* **EXERCISE TASK**: Rewrite the lines from the first one through the line containing "bookmark-item[interactable]: Z Zenwel", swapping "browser-tab" for "chrome-tab" and leaving everything else as it is.

====== DATASET EXTRACT

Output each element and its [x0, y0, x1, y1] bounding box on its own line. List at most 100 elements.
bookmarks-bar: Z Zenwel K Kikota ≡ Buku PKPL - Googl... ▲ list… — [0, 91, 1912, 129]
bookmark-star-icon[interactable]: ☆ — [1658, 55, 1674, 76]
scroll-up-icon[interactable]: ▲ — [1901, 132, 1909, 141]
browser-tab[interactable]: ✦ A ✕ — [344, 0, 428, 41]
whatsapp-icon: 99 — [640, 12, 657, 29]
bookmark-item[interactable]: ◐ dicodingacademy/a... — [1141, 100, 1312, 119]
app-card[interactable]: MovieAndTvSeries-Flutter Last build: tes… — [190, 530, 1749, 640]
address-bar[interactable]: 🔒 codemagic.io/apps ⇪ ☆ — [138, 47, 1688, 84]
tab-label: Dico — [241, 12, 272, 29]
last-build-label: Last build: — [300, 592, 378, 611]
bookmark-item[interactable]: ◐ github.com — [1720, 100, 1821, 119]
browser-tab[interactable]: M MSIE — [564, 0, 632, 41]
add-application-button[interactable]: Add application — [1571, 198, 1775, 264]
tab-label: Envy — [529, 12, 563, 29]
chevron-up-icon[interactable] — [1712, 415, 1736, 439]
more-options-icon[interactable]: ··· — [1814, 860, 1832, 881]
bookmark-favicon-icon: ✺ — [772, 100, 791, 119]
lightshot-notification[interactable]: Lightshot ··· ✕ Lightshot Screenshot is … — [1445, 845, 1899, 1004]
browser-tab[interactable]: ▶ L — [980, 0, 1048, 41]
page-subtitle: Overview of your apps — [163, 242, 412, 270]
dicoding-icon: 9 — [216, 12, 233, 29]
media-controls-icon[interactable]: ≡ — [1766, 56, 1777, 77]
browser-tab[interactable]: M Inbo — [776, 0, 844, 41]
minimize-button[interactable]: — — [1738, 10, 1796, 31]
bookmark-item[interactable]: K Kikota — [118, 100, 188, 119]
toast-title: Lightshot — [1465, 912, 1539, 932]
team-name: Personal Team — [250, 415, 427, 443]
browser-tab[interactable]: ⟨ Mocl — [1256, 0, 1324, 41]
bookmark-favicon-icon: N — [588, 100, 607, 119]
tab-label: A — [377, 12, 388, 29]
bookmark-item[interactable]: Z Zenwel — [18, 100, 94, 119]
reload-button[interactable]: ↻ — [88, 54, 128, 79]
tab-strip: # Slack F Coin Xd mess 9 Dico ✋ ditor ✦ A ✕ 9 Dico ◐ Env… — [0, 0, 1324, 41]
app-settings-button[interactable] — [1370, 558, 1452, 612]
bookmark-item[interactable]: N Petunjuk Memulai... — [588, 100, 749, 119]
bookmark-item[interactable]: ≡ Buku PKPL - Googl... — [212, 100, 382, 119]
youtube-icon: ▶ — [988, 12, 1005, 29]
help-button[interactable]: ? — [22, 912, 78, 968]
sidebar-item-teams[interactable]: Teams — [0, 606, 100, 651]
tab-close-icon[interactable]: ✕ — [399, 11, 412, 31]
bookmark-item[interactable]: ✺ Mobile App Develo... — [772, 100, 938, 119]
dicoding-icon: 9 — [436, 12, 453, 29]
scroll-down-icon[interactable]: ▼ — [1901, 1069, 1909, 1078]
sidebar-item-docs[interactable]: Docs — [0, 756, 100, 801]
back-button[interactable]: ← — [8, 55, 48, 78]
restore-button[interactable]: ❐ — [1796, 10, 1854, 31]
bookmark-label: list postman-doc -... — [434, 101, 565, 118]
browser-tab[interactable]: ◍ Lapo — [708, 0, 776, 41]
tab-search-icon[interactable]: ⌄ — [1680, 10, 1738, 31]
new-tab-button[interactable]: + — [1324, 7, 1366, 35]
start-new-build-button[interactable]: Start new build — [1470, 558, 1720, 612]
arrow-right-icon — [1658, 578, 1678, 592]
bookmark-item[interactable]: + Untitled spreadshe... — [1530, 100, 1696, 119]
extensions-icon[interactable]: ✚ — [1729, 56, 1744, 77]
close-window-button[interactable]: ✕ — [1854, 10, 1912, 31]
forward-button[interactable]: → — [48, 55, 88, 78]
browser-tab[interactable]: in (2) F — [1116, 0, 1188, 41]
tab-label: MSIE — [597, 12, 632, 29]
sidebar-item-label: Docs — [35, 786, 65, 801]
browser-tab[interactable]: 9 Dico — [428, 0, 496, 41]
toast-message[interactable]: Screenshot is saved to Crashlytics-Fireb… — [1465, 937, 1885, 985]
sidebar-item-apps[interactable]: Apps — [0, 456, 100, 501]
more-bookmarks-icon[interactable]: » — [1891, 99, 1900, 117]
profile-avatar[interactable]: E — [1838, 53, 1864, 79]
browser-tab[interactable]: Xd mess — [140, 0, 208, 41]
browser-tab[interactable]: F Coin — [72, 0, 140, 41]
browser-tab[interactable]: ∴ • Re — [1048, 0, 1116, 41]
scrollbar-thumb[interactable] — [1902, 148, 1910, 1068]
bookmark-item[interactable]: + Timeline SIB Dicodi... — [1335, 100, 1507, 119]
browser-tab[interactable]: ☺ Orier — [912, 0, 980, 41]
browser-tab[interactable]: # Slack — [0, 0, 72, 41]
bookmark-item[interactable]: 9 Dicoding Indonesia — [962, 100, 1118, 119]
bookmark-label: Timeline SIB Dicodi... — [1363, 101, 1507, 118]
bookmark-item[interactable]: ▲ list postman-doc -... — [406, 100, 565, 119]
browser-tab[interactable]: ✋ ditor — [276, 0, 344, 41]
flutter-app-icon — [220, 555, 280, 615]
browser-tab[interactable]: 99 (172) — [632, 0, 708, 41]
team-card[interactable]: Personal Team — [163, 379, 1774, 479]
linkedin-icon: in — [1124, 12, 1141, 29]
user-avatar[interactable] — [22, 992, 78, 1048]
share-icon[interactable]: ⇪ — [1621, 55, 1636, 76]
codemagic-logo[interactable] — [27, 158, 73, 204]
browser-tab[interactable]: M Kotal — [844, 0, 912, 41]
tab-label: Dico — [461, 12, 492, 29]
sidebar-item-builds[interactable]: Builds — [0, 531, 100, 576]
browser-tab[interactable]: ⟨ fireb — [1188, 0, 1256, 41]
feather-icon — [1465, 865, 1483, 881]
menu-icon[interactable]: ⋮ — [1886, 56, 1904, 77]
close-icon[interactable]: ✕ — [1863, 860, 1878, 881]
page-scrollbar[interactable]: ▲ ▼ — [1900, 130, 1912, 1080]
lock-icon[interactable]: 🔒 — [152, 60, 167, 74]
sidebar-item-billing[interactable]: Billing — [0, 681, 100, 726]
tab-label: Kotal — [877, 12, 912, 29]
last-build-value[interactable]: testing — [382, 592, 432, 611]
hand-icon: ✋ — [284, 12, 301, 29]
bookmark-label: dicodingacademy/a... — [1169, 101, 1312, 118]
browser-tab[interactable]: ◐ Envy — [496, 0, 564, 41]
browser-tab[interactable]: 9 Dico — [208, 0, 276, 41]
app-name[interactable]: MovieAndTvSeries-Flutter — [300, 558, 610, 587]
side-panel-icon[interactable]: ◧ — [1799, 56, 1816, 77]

============

* **THE COMPLETED TASK**:
Output each element and its [x0, y0, x1, y1] bounding box on its own line. List at most 100 elements.
bookmarks-bar: Z Zenwel K Kikota ≡ Buku PKPL - Googl... ▲ list… — [0, 91, 1912, 129]
bookmark-star-icon[interactable]: ☆ — [1658, 55, 1674, 76]
scroll-up-icon[interactable]: ▲ — [1901, 132, 1909, 141]
chrome-tab[interactable]: ✦ A ✕ — [344, 0, 428, 41]
whatsapp-icon: 99 — [640, 12, 657, 29]
bookmark-item[interactable]: ◐ dicodingacademy/a... — [1141, 100, 1312, 119]
app-card[interactable]: MovieAndTvSeries-Flutter Last build: tes… — [190, 530, 1749, 640]
address-bar[interactable]: 🔒 codemagic.io/apps ⇪ ☆ — [138, 47, 1688, 84]
tab-label: Dico — [241, 12, 272, 29]
last-build-label: Last build: — [300, 592, 378, 611]
bookmark-item[interactable]: ◐ github.com — [1720, 100, 1821, 119]
chrome-tab[interactable]: M MSIE — [564, 0, 632, 41]
add-application-button[interactable]: Add application — [1571, 198, 1775, 264]
tab-label: Envy — [529, 12, 563, 29]
chevron-up-icon[interactable] — [1712, 415, 1736, 439]
more-options-icon[interactable]: ··· — [1814, 860, 1832, 881]
bookmark-favicon-icon: ✺ — [772, 100, 791, 119]
lightshot-notification[interactable]: Lightshot ··· ✕ Lightshot Screenshot is … — [1445, 845, 1899, 1004]
chrome-tab[interactable]: ▶ L — [980, 0, 1048, 41]
page-subtitle: Overview of your apps — [163, 242, 412, 270]
dicoding-icon: 9 — [216, 12, 233, 29]
media-controls-icon[interactable]: ≡ — [1766, 56, 1777, 77]
chrome-tab[interactable]: M Inbo — [776, 0, 844, 41]
minimize-button[interactable]: — — [1738, 10, 1796, 31]
bookmark-item[interactable]: K Kikota — [118, 100, 188, 119]
toast-title: Lightshot — [1465, 912, 1539, 932]
team-name: Personal Team — [250, 415, 427, 443]
chrome-tab[interactable]: ⟨ Mocl — [1256, 0, 1324, 41]
bookmark-favicon-icon: N — [588, 100, 607, 119]
tab-label: A — [377, 12, 388, 29]
bookmark-item[interactable]: Z Zenwel — [18, 100, 94, 119]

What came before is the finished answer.